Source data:
----------------------------------------

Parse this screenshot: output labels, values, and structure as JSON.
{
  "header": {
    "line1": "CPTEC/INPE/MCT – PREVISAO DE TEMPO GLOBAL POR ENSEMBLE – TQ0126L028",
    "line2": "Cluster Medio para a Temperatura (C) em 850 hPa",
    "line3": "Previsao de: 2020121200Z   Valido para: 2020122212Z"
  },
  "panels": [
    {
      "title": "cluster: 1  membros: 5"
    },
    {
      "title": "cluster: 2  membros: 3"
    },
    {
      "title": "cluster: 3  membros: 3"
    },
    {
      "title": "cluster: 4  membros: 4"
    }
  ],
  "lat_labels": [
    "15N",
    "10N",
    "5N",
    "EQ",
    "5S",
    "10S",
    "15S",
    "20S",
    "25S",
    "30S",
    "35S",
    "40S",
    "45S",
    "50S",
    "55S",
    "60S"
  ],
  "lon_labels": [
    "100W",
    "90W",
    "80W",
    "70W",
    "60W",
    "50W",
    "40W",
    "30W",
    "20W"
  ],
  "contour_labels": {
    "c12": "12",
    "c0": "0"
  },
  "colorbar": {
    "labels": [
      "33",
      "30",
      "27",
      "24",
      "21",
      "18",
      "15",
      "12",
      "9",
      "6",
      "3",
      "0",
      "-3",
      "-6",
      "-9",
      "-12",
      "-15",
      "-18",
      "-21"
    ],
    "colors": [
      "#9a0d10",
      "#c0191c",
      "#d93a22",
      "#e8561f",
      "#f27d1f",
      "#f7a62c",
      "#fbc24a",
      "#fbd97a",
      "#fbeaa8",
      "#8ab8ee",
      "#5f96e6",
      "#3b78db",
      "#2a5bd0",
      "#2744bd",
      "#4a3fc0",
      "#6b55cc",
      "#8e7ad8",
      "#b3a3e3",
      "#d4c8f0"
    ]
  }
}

----------------------------------------

Problem details =>
Answer with one number only: how many lines above contain the word "membros".

Exercise solution =>
4